Task details: Among the entries below, find how many lines carry the word "JSON" and state only that figure.
********
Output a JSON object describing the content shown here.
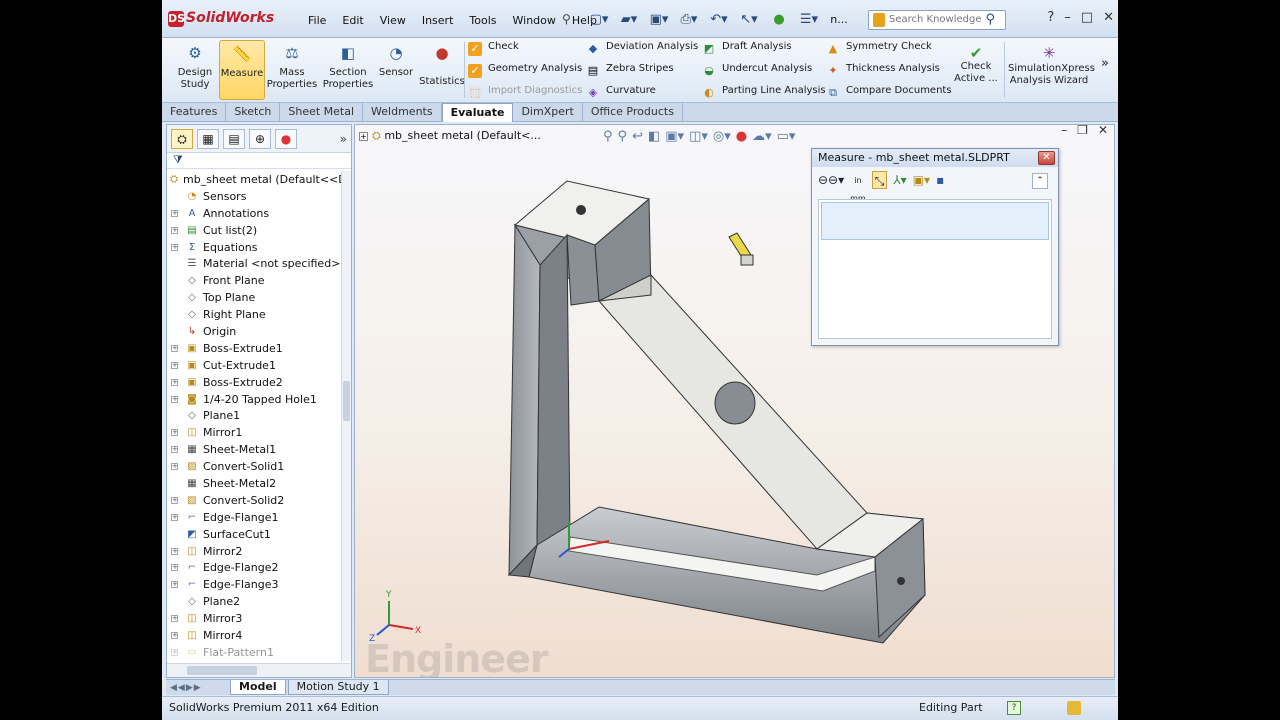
{
  "app": {
    "name": "SolidWorks",
    "menu": [
      "File",
      "Edit",
      "View",
      "Insert",
      "Tools",
      "Window",
      "Help"
    ],
    "menu_more": "n...",
    "search_placeholder": "Search Knowledge",
    "window_buttons": [
      "?",
      "–",
      "□",
      "✕"
    ]
  },
  "command_manager": {
    "large": [
      {
        "id": "design-study",
        "label_1": "Design",
        "label_2": "Study",
        "icon": "design-study-icon"
      },
      {
        "id": "measure",
        "label_1": "Measure",
        "label_2": "",
        "icon": "measure-icon",
        "selected": true
      },
      {
        "id": "mass-properties",
        "label_1": "Mass",
        "label_2": "Properties",
        "icon": "mass-properties-icon"
      },
      {
        "id": "section-properties",
        "label_1": "Section",
        "label_2": "Properties",
        "icon": "section-properties-icon"
      },
      {
        "id": "sensor",
        "label_1": "Sensor",
        "label_2": "",
        "icon": "sensor-icon"
      },
      {
        "id": "statistics",
        "label_1": "Statistics",
        "label_2": "",
        "icon": "statistics-icon"
      }
    ],
    "small": [
      {
        "id": "check",
        "label": "Check",
        "icon": "check-icon"
      },
      {
        "id": "geometry-analysis",
        "label": "Geometry Analysis",
        "icon": "geometry-analysis-icon"
      },
      {
        "id": "import-diagnostics",
        "label": "Import Diagnostics",
        "icon": "import-diagnostics-icon",
        "disabled": true
      },
      {
        "id": "deviation-analysis",
        "label": "Deviation Analysis",
        "icon": "deviation-analysis-icon"
      },
      {
        "id": "zebra-stripes",
        "label": "Zebra Stripes",
        "icon": "zebra-stripes-icon"
      },
      {
        "id": "curvature",
        "label": "Curvature",
        "icon": "curvature-icon"
      },
      {
        "id": "draft-analysis",
        "label": "Draft Analysis",
        "icon": "draft-analysis-icon"
      },
      {
        "id": "undercut-analysis",
        "label": "Undercut Analysis",
        "icon": "undercut-analysis-icon"
      },
      {
        "id": "parting-line-analysis",
        "label": "Parting Line Analysis",
        "icon": "parting-line-analysis-icon"
      },
      {
        "id": "symmetry-check",
        "label": "Symmetry Check",
        "icon": "symmetry-check-icon"
      },
      {
        "id": "thickness-analysis",
        "label": "Thickness Analysis",
        "icon": "thickness-analysis-icon"
      },
      {
        "id": "compare-documents",
        "label": "Compare Documents",
        "icon": "compare-documents-icon"
      }
    ],
    "check_active": {
      "label_1": "Check",
      "label_2": "Active ..."
    },
    "simulation": {
      "label_1": "SimulationXpress",
      "label_2": "Analysis Wizard"
    }
  },
  "tabs": [
    "Features",
    "Sketch",
    "Sheet Metal",
    "Weldments",
    "Evaluate",
    "DimXpert",
    "Office Products"
  ],
  "active_tab": "Evaluate",
  "feature_tree": {
    "root": "mb_sheet metal  (Default<<De",
    "items": [
      {
        "label": "Sensors",
        "icon": "sensors-icon",
        "expand": false
      },
      {
        "label": "Annotations",
        "icon": "annotations-icon",
        "expand": true
      },
      {
        "label": "Cut list(2)",
        "icon": "cut-list-icon",
        "expand": true
      },
      {
        "label": "Equations",
        "icon": "equations-icon",
        "expand": true
      },
      {
        "label": "Material <not specified>",
        "icon": "material-icon",
        "expand": false
      },
      {
        "label": "Front Plane",
        "icon": "plane-icon",
        "expand": false
      },
      {
        "label": "Top Plane",
        "icon": "plane-icon",
        "expand": false
      },
      {
        "label": "Right Plane",
        "icon": "plane-icon",
        "expand": false
      },
      {
        "label": "Origin",
        "icon": "origin-icon",
        "expand": false
      },
      {
        "label": "Boss-Extrude1",
        "icon": "boss-extrude-icon",
        "expand": true
      },
      {
        "label": "Cut-Extrude1",
        "icon": "cut-extrude-icon",
        "expand": true
      },
      {
        "label": "Boss-Extrude2",
        "icon": "boss-extrude-icon",
        "expand": true
      },
      {
        "label": "1/4-20 Tapped Hole1",
        "icon": "hole-icon",
        "expand": true
      },
      {
        "label": "Plane1",
        "icon": "plane-icon",
        "expand": false
      },
      {
        "label": "Mirror1",
        "icon": "mirror-icon",
        "expand": true
      },
      {
        "label": "Sheet-Metal1",
        "icon": "sheet-metal-icon",
        "expand": true
      },
      {
        "label": "Convert-Solid1",
        "icon": "convert-solid-icon",
        "expand": true
      },
      {
        "label": "Sheet-Metal2",
        "icon": "sheet-metal-icon",
        "expand": false
      },
      {
        "label": "Convert-Solid2",
        "icon": "convert-solid-icon",
        "expand": true
      },
      {
        "label": "Edge-Flange1",
        "icon": "edge-flange-icon",
        "expand": true
      },
      {
        "label": "SurfaceCut1",
        "icon": "surface-cut-icon",
        "expand": false
      },
      {
        "label": "Mirror2",
        "icon": "mirror-icon",
        "expand": true
      },
      {
        "label": "Edge-Flange2",
        "icon": "edge-flange-icon",
        "expand": true
      },
      {
        "label": "Edge-Flange3",
        "icon": "edge-flange-icon",
        "expand": true
      },
      {
        "label": "Plane2",
        "icon": "plane-icon",
        "expand": false
      },
      {
        "label": "Mirror3",
        "icon": "mirror-icon",
        "expand": true
      },
      {
        "label": "Mirror4",
        "icon": "mirror-icon",
        "expand": true
      },
      {
        "label": "Flat-Pattern1",
        "icon": "flat-pattern-icon",
        "expand": true
      }
    ]
  },
  "graphics": {
    "doc_label": "mb_sheet metal  (Default<...",
    "watermark": "Engineer"
  },
  "measure_dialog": {
    "title": "Measure - mb_sheet metal.SLDPRT",
    "close": "✕",
    "units_top": "in",
    "units_bottom": "mm"
  },
  "bottom_tabs": [
    "Model",
    "Motion Study 1"
  ],
  "active_bottom_tab": "Model",
  "status": {
    "left": "SolidWorks Premium 2011 x64 Edition",
    "right": "Editing Part",
    "help": "?"
  },
  "colors": {
    "accent": "#c8202c",
    "selection": "#ffd765",
    "part": "#a9adb3"
  }
}
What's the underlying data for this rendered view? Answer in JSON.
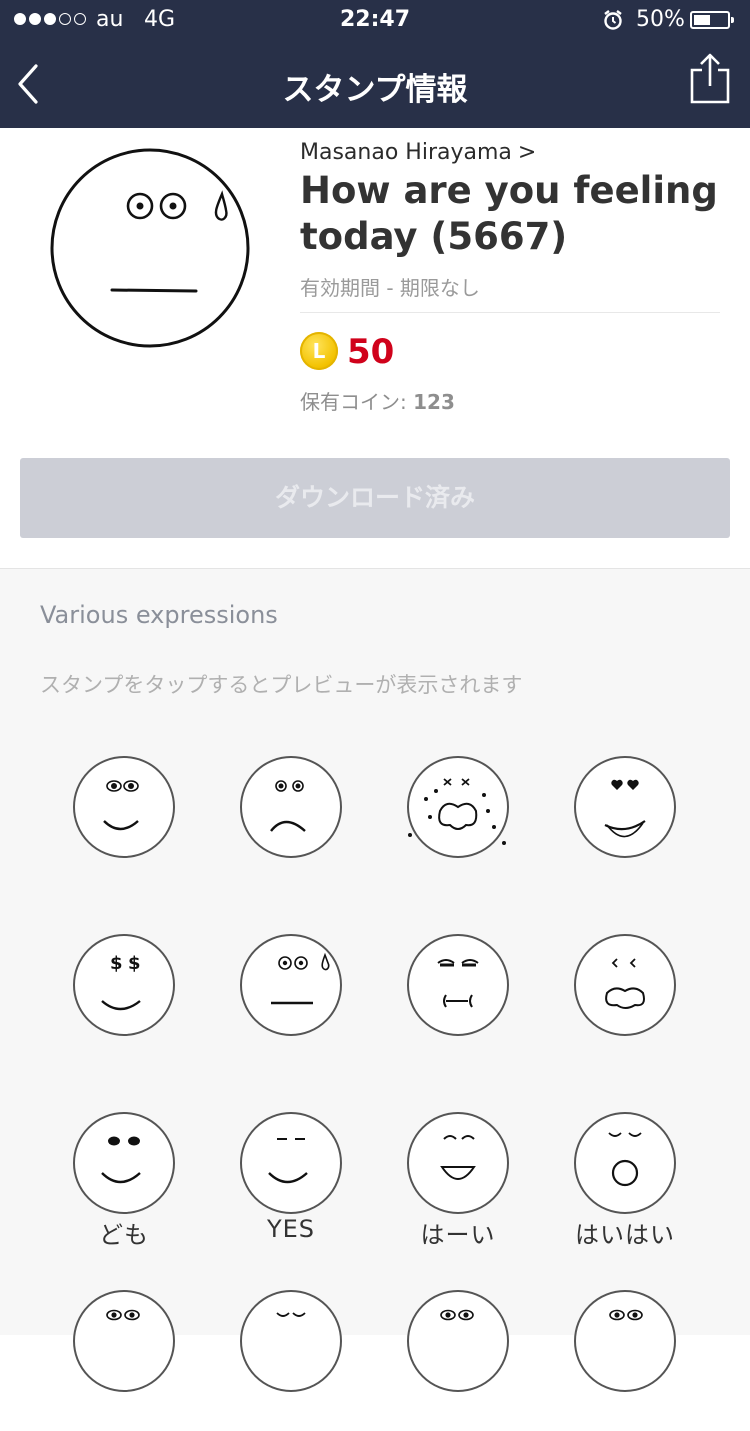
********
Exercise result: 2